> Work to be completed
Which lines hold the word "this"? Copy each one.

> Material supplied
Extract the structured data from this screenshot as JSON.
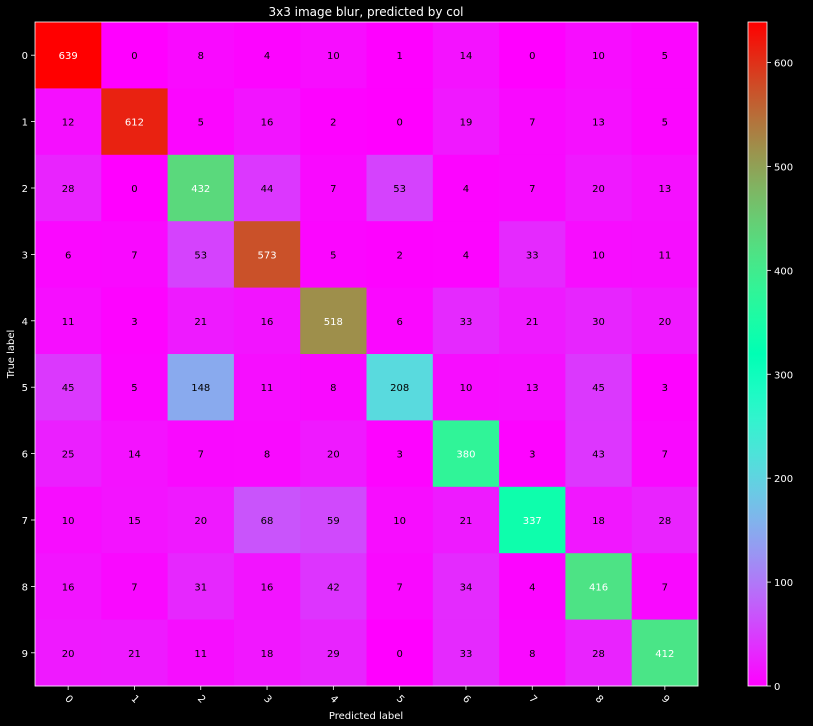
{
  "chart_data": {
    "type": "heatmap",
    "title": "3x3 image blur, predicted by col",
    "xlabel": "Predicted label",
    "ylabel": "True label",
    "x_categories": [
      "0",
      "1",
      "2",
      "3",
      "4",
      "5",
      "6",
      "7",
      "8",
      "9"
    ],
    "y_categories": [
      "0",
      "1",
      "2",
      "3",
      "4",
      "5",
      "6",
      "7",
      "8",
      "9"
    ],
    "matrix": [
      [
        639,
        0,
        8,
        4,
        10,
        1,
        14,
        0,
        10,
        5
      ],
      [
        12,
        612,
        5,
        16,
        2,
        0,
        19,
        7,
        13,
        5
      ],
      [
        28,
        0,
        432,
        44,
        7,
        53,
        4,
        7,
        20,
        13
      ],
      [
        6,
        7,
        53,
        573,
        5,
        2,
        4,
        33,
        10,
        11
      ],
      [
        11,
        3,
        21,
        16,
        518,
        6,
        33,
        21,
        30,
        20
      ],
      [
        45,
        5,
        148,
        11,
        8,
        208,
        10,
        13,
        45,
        3
      ],
      [
        25,
        14,
        7,
        8,
        20,
        3,
        380,
        3,
        43,
        7
      ],
      [
        10,
        15,
        20,
        68,
        59,
        10,
        21,
        337,
        18,
        28
      ],
      [
        16,
        7,
        31,
        16,
        42,
        7,
        34,
        4,
        416,
        7
      ],
      [
        20,
        21,
        11,
        18,
        29,
        0,
        33,
        8,
        28,
        412
      ]
    ],
    "colormap": "rainbow",
    "value_range": [
      0,
      639
    ],
    "colorbar": {
      "ticks": [
        0,
        100,
        200,
        300,
        400,
        500,
        600
      ],
      "tick_labels": [
        "0",
        "100",
        "200",
        "300",
        "400",
        "500",
        "600"
      ],
      "placement": "right"
    },
    "text_color_threshold": 319.5,
    "text_colors": {
      "low": "#000000",
      "high": "#ffffff"
    },
    "x_tick_rotation": "45"
  }
}
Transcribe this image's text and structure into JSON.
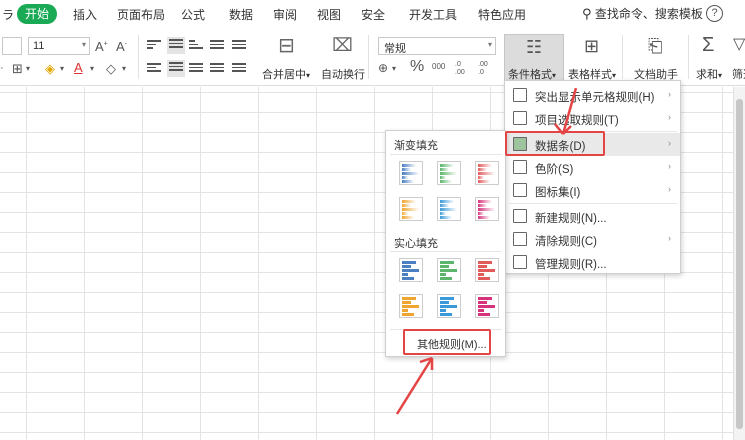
{
  "menubar": {
    "tabs": [
      "开始",
      "插入",
      "页面布局",
      "公式",
      "数据",
      "审阅",
      "视图",
      "安全",
      "开发工具",
      "特色应用"
    ],
    "search_label": "查找命令、搜索模板",
    "help": "?"
  },
  "toolbar": {
    "font_size": "11",
    "merge_label": "合并居中",
    "wrap_label": "自动换行",
    "number_format": "常规",
    "percent": "%",
    "thousands": "000",
    "dec_inc": ".0 .00",
    "dec_dec": ".00 .0",
    "cond_format_label": "条件格式",
    "table_style_label": "表格样式",
    "doc_helper_label": "文档助手",
    "sum_label": "求和",
    "filter_label": "筛选"
  },
  "cf_menu": {
    "items": [
      {
        "label": "突出显示单元格规则(H)",
        "arrow": true
      },
      {
        "label": "项目选取规则(T)",
        "arrow": true
      },
      {
        "label": "数据条(D)",
        "arrow": true,
        "highlighted": true
      },
      {
        "label": "色阶(S)",
        "arrow": true
      },
      {
        "label": "图标集(I)",
        "arrow": true
      },
      {
        "label": "新建规则(N)...",
        "arrow": false
      },
      {
        "label": "清除规则(C)",
        "arrow": true
      },
      {
        "label": "管理规则(R)...",
        "arrow": false
      }
    ]
  },
  "databar_submenu": {
    "gradient_title": "渐变填充",
    "solid_title": "实心填充",
    "colors": [
      "#4a7fc1",
      "#5bb56a",
      "#e15b5b",
      "#f0a531",
      "#3a9ad9",
      "#d6337c"
    ],
    "other_rules": "其他规则(M)..."
  },
  "colors": {
    "accent": "#1aaa55",
    "highlight_box": "#e34545"
  }
}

> Exercise solution
Extract the structured data from this screenshot as JSON.
Transcribe this image's text and structure into JSON.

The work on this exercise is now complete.